Extracted entries »
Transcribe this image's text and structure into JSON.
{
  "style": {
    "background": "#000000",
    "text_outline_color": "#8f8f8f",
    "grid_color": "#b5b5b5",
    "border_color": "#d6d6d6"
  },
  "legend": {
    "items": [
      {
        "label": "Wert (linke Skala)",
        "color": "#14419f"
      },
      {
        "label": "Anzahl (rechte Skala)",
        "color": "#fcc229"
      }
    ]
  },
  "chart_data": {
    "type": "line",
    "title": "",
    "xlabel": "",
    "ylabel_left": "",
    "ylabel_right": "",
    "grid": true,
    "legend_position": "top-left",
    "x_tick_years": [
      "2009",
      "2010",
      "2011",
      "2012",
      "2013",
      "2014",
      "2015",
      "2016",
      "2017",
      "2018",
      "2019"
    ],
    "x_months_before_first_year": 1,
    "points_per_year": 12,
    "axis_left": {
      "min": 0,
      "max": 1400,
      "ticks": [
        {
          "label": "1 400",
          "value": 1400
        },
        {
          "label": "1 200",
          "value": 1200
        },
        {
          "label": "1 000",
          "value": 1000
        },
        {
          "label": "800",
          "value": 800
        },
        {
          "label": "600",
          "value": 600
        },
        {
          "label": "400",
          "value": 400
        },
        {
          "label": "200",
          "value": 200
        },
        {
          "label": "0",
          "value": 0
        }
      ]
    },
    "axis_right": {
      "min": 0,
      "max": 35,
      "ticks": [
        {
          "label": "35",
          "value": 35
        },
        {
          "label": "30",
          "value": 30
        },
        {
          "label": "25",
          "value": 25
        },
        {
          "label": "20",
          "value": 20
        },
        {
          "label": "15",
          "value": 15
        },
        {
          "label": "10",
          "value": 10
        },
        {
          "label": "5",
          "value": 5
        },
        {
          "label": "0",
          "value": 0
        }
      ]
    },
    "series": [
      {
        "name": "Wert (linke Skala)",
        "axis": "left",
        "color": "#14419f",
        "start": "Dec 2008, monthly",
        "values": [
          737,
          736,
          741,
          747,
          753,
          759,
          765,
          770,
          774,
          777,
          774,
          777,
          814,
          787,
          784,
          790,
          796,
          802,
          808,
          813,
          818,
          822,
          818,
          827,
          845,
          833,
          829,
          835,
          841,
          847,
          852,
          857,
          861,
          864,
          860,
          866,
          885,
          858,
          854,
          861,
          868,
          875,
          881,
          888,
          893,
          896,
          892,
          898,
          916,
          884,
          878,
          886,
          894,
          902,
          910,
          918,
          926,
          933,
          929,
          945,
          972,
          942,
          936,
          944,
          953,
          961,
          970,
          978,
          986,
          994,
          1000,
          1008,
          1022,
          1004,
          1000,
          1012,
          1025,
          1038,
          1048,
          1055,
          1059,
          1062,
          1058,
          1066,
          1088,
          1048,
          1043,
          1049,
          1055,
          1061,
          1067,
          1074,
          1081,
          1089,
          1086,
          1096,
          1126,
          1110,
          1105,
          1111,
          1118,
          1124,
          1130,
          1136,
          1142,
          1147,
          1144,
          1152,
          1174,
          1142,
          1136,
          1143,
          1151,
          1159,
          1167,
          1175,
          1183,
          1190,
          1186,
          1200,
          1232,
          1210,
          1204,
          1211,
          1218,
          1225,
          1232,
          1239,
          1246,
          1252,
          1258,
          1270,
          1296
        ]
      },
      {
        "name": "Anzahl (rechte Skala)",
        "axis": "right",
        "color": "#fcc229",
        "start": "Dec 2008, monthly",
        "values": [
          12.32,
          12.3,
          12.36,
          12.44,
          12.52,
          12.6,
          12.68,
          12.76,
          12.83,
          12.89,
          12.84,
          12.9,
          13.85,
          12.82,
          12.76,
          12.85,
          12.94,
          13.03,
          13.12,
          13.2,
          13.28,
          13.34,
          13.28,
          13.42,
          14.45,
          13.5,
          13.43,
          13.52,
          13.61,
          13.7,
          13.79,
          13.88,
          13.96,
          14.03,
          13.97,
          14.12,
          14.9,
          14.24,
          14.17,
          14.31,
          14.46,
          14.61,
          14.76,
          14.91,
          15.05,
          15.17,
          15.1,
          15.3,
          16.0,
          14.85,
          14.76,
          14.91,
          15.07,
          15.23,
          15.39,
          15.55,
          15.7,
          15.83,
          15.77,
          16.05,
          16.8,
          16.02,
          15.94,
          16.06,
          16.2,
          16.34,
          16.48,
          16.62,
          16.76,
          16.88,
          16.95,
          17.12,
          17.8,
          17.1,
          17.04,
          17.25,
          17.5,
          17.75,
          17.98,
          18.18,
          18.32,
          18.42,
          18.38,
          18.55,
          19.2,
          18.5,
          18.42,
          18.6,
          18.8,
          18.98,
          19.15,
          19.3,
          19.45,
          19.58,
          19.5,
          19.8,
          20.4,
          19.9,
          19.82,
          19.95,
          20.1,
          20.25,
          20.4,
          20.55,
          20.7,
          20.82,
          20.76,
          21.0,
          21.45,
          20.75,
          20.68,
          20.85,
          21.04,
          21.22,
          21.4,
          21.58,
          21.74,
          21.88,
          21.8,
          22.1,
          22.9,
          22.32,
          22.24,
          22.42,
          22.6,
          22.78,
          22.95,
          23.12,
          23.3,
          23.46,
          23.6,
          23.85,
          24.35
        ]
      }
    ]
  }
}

Direction » Print the listing above in its entirety, with every line exact.

Written reply »
Transcribe this image's text and structure into JSON.
{
  "style": {
    "background": "#000000",
    "text_outline_color": "#8f8f8f",
    "grid_color": "#b5b5b5",
    "border_color": "#d6d6d6"
  },
  "legend": {
    "items": [
      {
        "label": "Wert (linke Skala)",
        "color": "#14419f"
      },
      {
        "label": "Anzahl (rechte Skala)",
        "color": "#fcc229"
      }
    ]
  },
  "chart_data": {
    "type": "line",
    "title": "",
    "xlabel": "",
    "ylabel_left": "",
    "ylabel_right": "",
    "grid": true,
    "legend_position": "top-left",
    "x_tick_years": [
      "2009",
      "2010",
      "2011",
      "2012",
      "2013",
      "2014",
      "2015",
      "2016",
      "2017",
      "2018",
      "2019"
    ],
    "x_months_before_first_year": 1,
    "points_per_year": 12,
    "axis_left": {
      "min": 0,
      "max": 1400,
      "ticks": [
        {
          "label": "1 400",
          "value": 1400
        },
        {
          "label": "1 200",
          "value": 1200
        },
        {
          "label": "1 000",
          "value": 1000
        },
        {
          "label": "800",
          "value": 800
        },
        {
          "label": "600",
          "value": 600
        },
        {
          "label": "400",
          "value": 400
        },
        {
          "label": "200",
          "value": 200
        },
        {
          "label": "0",
          "value": 0
        }
      ]
    },
    "axis_right": {
      "min": 0,
      "max": 35,
      "ticks": [
        {
          "label": "35",
          "value": 35
        },
        {
          "label": "30",
          "value": 30
        },
        {
          "label": "25",
          "value": 25
        },
        {
          "label": "20",
          "value": 20
        },
        {
          "label": "15",
          "value": 15
        },
        {
          "label": "10",
          "value": 10
        },
        {
          "label": "5",
          "value": 5
        },
        {
          "label": "0",
          "value": 0
        }
      ]
    },
    "series": [
      {
        "name": "Wert (linke Skala)",
        "axis": "left",
        "color": "#14419f",
        "start": "Dec 2008, monthly",
        "values": [
          737,
          736,
          741,
          747,
          753,
          759,
          765,
          770,
          774,
          777,
          774,
          777,
          814,
          787,
          784,
          790,
          796,
          802,
          808,
          813,
          818,
          822,
          818,
          827,
          845,
          833,
          829,
          835,
          841,
          847,
          852,
          857,
          861,
          864,
          860,
          866,
          885,
          858,
          854,
          861,
          868,
          875,
          881,
          888,
          893,
          896,
          892,
          898,
          916,
          884,
          878,
          886,
          894,
          902,
          910,
          918,
          926,
          933,
          929,
          945,
          972,
          942,
          936,
          944,
          953,
          961,
          970,
          978,
          986,
          994,
          1000,
          1008,
          1022,
          1004,
          1000,
          1012,
          1025,
          1038,
          1048,
          1055,
          1059,
          1062,
          1058,
          1066,
          1088,
          1048,
          1043,
          1049,
          1055,
          1061,
          1067,
          1074,
          1081,
          1089,
          1086,
          1096,
          1126,
          1110,
          1105,
          1111,
          1118,
          1124,
          1130,
          1136,
          1142,
          1147,
          1144,
          1152,
          1174,
          1142,
          1136,
          1143,
          1151,
          1159,
          1167,
          1175,
          1183,
          1190,
          1186,
          1200,
          1232,
          1210,
          1204,
          1211,
          1218,
          1225,
          1232,
          1239,
          1246,
          1252,
          1258,
          1270,
          1296
        ]
      },
      {
        "name": "Anzahl (rechte Skala)",
        "axis": "right",
        "color": "#fcc229",
        "start": "Dec 2008, monthly",
        "values": [
          12.32,
          12.3,
          12.36,
          12.44,
          12.52,
          12.6,
          12.68,
          12.76,
          12.83,
          12.89,
          12.84,
          12.9,
          13.85,
          12.82,
          12.76,
          12.85,
          12.94,
          13.03,
          13.12,
          13.2,
          13.28,
          13.34,
          13.28,
          13.42,
          14.45,
          13.5,
          13.43,
          13.52,
          13.61,
          13.7,
          13.79,
          13.88,
          13.96,
          14.03,
          13.97,
          14.12,
          14.9,
          14.24,
          14.17,
          14.31,
          14.46,
          14.61,
          14.76,
          14.91,
          15.05,
          15.17,
          15.1,
          15.3,
          16.0,
          14.85,
          14.76,
          14.91,
          15.07,
          15.23,
          15.39,
          15.55,
          15.7,
          15.83,
          15.77,
          16.05,
          16.8,
          16.02,
          15.94,
          16.06,
          16.2,
          16.34,
          16.48,
          16.62,
          16.76,
          16.88,
          16.95,
          17.12,
          17.8,
          17.1,
          17.04,
          17.25,
          17.5,
          17.75,
          17.98,
          18.18,
          18.32,
          18.42,
          18.38,
          18.55,
          19.2,
          18.5,
          18.42,
          18.6,
          18.8,
          18.98,
          19.15,
          19.3,
          19.45,
          19.58,
          19.5,
          19.8,
          20.4,
          19.9,
          19.82,
          19.95,
          20.1,
          20.25,
          20.4,
          20.55,
          20.7,
          20.82,
          20.76,
          21.0,
          21.45,
          20.75,
          20.68,
          20.85,
          21.04,
          21.22,
          21.4,
          21.58,
          21.74,
          21.88,
          21.8,
          22.1,
          22.9,
          22.32,
          22.24,
          22.42,
          22.6,
          22.78,
          22.95,
          23.12,
          23.3,
          23.46,
          23.6,
          23.85,
          24.35
        ]
      }
    ]
  }
}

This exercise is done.